What is being asked:
Scan the lines below for the word "ylabel". Copy each line you find it in.

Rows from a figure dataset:
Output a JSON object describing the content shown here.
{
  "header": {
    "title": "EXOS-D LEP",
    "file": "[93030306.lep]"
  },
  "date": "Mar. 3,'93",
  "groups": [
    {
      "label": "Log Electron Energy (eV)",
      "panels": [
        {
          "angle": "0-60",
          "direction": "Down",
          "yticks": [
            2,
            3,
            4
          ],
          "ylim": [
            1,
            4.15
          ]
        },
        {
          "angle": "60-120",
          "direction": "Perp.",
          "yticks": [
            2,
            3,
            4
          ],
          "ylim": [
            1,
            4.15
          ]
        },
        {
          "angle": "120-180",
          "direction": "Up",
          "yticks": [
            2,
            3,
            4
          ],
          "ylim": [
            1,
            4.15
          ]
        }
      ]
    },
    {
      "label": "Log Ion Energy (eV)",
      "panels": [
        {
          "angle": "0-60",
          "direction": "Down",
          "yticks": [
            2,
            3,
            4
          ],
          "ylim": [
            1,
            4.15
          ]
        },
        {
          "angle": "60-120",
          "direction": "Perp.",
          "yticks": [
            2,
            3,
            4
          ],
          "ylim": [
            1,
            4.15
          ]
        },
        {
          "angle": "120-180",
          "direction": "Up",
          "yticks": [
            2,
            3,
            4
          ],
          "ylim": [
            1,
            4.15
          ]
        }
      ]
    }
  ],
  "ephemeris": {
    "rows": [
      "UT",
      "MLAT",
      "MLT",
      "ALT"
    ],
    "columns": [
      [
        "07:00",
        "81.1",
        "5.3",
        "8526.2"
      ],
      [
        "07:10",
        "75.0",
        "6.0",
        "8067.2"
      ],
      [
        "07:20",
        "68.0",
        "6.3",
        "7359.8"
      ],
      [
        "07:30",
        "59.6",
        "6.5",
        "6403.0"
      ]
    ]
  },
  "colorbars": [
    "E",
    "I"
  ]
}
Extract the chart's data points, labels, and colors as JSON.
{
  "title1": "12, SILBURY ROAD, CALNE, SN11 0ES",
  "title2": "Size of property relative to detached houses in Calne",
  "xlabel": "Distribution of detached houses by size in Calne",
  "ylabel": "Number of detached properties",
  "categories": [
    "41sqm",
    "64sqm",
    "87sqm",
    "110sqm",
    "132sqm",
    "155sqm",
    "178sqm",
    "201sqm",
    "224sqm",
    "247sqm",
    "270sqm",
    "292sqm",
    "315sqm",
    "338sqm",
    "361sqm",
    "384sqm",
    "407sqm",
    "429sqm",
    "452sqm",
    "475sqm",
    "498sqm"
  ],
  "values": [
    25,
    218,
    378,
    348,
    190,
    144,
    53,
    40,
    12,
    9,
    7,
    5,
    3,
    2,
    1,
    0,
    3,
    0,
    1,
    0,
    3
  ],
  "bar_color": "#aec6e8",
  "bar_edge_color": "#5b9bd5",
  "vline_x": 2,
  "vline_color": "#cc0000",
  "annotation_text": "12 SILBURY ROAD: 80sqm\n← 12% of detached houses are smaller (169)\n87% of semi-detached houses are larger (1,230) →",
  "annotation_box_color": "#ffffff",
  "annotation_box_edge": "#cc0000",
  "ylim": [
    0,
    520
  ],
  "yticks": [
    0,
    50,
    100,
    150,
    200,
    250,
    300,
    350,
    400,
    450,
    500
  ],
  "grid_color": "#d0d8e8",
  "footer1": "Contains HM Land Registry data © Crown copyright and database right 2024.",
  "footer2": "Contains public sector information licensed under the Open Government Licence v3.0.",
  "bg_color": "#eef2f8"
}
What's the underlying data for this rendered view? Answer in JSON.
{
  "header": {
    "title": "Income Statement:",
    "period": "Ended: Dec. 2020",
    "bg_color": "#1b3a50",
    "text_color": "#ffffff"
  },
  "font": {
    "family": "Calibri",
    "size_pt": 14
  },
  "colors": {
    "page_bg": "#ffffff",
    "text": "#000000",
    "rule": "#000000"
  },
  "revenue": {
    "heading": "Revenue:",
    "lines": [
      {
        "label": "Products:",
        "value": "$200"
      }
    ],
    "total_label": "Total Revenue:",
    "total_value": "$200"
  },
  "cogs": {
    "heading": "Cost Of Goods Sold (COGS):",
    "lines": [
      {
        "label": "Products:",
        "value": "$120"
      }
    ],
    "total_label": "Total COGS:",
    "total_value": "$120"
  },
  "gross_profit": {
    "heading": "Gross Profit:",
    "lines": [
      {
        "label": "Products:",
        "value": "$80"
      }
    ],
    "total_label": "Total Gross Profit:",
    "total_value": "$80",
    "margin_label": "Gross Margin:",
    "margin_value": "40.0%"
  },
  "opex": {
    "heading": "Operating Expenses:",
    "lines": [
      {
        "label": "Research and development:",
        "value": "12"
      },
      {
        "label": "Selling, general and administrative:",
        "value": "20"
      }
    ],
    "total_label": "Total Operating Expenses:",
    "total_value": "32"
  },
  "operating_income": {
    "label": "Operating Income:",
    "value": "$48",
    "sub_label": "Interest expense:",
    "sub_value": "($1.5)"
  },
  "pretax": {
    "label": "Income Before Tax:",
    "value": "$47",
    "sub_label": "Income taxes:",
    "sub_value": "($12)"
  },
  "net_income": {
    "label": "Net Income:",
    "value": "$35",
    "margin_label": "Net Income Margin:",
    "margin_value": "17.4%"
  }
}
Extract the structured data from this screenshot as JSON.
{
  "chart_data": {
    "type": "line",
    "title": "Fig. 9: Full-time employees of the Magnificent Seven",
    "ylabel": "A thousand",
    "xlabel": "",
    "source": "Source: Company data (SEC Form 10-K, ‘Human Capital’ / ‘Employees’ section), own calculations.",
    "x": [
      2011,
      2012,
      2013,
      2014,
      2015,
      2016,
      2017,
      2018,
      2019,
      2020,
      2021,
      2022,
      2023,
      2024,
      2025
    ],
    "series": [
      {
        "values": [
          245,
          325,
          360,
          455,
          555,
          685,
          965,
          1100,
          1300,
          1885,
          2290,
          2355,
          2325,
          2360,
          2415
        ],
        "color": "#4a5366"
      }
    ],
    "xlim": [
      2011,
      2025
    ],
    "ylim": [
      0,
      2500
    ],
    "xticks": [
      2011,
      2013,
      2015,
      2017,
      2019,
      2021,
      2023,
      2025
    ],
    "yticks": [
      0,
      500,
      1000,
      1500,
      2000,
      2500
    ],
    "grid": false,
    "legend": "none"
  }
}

Result of this task:
  "ylabel": "Number of detached properties",
    "ylabel": "A thousand",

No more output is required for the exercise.